### WHAT TO DO:
1. Please say whether each statement agrees with the article on U.S. nuclear talks with North Korea, answering yes or no and quoting the deciding words from it. (a) Sung Kim's team is entering Pyongyang for the second time in less than a month. (b) Pyongyang has said it removed 50 kilograms of material. (c) The compromise plan would require North Korea to detail its uranium enrichment.
2. Write the next few paragraphs of the article on U.S. nuclear talks with North Korea, starting after its last sentence.

### GIVEN PASSAGE:
U.S. Official Returns to North Korea


A senior U.S. State Department official returned to North Korea today for further talks aimed at breaking the deadlock on shuttering the Stalinist state’s nuclear program, Agence France-Presse reported (see GSN, May 7).

Sung Kim, the agency’s Korean affairs chief, led a team of experts into Pyongyang for the second time in less than a month.

Talks are expected to focus again on North Korea’s obligation under a 2007 denuclearization agreement to provide a declaration of its atomic activities and holdings.  The document was due Dec. 31 but Washington says Pyongyang has been unwilling to provide a full accounting. 

The dispute has hindered the nuclear dismantlement effort; however, a controversial compromise plan would reportedly require North Korea to detail its plutonium program while only acknowledging U.S. suspicions on uranium enrichment and nuclear proliferation activities (see GSN, April 28).

The North is likely to give the U.S. team some sort of declaration, a South Korean official said.

North Korea could show a draft declaration so that the team can review its contents,” the official told the Yonhap News Agency.  “We have to see whether a final version will be produced or [if] additional discussions will be needed” (Agence France-Presse/Spacewar.com, May 8).

High-level U.S. officials told the Wall Street Journal that the team is expected to receive “boxes of documents” regarding operations of the plutonium-producing Yongbyon nuclear reactor.

The documents would help Washington to determine how much weapon-usable nuclear material North Korea has separated from the reactor’s spent fuel.  U.S. officials suspect the amount is up to 50 kilograms while Pyongyang has said it has removed 30 kilograms.

### DATA FOR ANALYSIS:

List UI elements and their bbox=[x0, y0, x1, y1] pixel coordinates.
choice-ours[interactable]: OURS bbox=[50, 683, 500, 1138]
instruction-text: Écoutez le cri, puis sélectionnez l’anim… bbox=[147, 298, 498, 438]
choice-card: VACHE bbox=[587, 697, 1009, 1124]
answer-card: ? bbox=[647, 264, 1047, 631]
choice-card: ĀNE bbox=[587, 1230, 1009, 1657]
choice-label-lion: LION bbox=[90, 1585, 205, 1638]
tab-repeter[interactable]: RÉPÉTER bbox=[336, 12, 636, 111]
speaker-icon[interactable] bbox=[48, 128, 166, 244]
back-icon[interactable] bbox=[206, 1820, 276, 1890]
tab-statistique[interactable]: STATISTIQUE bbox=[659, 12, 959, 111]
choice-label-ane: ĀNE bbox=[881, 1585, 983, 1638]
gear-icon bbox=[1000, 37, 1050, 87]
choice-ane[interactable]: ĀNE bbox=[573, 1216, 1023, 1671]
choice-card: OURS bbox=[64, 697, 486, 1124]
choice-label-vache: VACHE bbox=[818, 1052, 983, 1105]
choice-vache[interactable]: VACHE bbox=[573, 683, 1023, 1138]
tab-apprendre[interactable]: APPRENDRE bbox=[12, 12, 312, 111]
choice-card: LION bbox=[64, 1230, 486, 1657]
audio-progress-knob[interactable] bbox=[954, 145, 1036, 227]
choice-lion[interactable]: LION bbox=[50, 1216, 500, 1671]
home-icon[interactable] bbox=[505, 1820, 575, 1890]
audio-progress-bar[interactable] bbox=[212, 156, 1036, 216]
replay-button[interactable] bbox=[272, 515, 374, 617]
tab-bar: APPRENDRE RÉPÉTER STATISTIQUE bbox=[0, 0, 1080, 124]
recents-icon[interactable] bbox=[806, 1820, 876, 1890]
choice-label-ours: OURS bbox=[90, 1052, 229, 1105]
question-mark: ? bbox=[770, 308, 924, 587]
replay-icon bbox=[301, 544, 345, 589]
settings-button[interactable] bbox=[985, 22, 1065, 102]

### ANSWERS BY TASK:
1.
(a) Yes: "led a team of experts into Pyongyang for the second time in less than a month."
(b) No: "U.S. officials suspect the amount is up to 50 kilograms while Pyongyang has said it has removed 30 kilograms."
(c) No: "require North Korea to detail its plutonium program while only acknowledging U.S. suspicions on uranium enrichment and nuclear proliferation activities"

2.
Kim’s team is set to spend up to three days in Pyongyang and then return with the documents so they can be translated and examined.  The amount of detail in the records would indicate whether North Korea is prepared to provide the full picture of work at Yongbyon. 

If the answer is affirmative, the Bush administration could move to take North Korea off the U.S. list of state sponsors of terrorism.  That has been a major demand from Pyongyang in the denuclearization program.  The regime has indicated its willingness to make significant moves afterward, possibly including demolition of a cooling tower and other facilities at Yongbyon (Jay Solomon, Wall Street Journal, May 8).

“We hope to see things move forward,” a State Department official told the Financial Times.  “If you have the right kind of information about the operation of the facility, how long it runs for, what goes into it, you can make calculations about whether the other information you have matches up” (Daniel Dombey, Financial Times, May 7).